Provided records.
# # # # #

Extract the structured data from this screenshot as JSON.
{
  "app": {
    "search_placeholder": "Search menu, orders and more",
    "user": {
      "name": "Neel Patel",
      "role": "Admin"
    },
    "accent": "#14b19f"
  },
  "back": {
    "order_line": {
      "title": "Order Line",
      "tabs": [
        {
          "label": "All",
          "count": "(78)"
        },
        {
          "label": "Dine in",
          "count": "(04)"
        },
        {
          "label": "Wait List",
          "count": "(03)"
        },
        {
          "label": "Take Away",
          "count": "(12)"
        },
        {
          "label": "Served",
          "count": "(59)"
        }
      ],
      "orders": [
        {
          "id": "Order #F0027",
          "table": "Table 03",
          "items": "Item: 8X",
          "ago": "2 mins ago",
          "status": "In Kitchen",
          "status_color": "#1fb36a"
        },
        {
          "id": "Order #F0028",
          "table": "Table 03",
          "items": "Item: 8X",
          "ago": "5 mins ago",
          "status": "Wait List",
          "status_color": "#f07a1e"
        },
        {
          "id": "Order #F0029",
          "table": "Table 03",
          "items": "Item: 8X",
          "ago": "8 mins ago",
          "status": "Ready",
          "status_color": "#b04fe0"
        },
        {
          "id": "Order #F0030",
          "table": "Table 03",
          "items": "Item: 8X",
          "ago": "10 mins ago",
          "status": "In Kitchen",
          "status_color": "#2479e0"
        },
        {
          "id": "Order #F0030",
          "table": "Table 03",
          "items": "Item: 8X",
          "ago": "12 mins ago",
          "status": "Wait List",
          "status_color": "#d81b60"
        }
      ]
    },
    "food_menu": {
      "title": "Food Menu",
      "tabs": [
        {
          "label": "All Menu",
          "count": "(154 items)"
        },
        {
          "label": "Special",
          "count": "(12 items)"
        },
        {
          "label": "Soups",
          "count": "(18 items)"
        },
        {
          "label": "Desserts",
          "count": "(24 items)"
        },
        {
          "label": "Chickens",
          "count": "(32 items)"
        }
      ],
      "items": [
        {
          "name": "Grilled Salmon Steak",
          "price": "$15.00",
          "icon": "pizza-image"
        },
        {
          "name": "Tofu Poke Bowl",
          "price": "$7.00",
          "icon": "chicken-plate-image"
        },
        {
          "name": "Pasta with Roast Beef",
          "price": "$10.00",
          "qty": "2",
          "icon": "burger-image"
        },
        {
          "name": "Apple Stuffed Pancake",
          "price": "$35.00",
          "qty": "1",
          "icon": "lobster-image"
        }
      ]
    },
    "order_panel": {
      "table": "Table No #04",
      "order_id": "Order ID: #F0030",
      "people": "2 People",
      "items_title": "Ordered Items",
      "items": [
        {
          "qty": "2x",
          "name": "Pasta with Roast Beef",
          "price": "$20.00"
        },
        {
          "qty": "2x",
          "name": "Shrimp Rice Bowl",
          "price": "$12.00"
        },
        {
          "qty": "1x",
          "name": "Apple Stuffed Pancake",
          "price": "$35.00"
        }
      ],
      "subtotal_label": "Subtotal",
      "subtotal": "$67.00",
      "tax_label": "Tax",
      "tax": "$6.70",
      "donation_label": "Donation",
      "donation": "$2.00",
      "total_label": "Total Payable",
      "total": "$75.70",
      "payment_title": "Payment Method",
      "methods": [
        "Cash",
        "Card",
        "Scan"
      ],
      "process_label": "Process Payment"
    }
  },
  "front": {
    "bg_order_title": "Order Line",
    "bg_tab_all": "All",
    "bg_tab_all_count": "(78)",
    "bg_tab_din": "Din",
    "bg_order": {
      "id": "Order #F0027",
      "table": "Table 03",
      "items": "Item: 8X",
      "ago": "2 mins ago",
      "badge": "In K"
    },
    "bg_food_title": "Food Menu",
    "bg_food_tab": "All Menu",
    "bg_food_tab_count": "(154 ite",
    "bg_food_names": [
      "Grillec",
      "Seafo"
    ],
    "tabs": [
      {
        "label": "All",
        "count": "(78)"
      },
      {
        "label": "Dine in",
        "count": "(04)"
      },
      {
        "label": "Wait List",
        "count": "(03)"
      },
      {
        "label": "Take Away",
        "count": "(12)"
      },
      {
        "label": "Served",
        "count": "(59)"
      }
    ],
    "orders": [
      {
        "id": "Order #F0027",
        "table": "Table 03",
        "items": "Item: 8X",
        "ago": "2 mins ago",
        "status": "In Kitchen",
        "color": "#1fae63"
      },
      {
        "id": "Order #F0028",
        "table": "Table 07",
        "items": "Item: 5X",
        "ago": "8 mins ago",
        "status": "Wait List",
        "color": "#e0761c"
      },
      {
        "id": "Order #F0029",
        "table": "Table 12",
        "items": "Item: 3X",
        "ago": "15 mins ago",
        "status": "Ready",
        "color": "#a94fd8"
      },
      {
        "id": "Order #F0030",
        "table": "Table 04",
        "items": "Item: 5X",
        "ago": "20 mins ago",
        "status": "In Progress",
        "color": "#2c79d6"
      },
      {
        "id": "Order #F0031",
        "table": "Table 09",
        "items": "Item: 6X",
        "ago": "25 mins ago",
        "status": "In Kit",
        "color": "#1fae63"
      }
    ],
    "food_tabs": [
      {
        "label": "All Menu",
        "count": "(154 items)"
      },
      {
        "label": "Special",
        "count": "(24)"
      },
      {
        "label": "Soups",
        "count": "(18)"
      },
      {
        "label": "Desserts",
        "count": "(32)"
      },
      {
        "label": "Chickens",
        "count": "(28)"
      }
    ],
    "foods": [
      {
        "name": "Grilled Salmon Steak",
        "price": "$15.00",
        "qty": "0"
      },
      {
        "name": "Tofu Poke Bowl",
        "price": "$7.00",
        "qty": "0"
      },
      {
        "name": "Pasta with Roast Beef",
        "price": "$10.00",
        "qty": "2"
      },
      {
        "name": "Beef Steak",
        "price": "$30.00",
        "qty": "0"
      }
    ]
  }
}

# # # # #

Select the lines that carry the string "Steak" and copy them.

Reply to the exercise.
          "name": "Grilled Salmon Steak",
        "name": "Grilled Salmon Steak",
        "name": "Beef Steak",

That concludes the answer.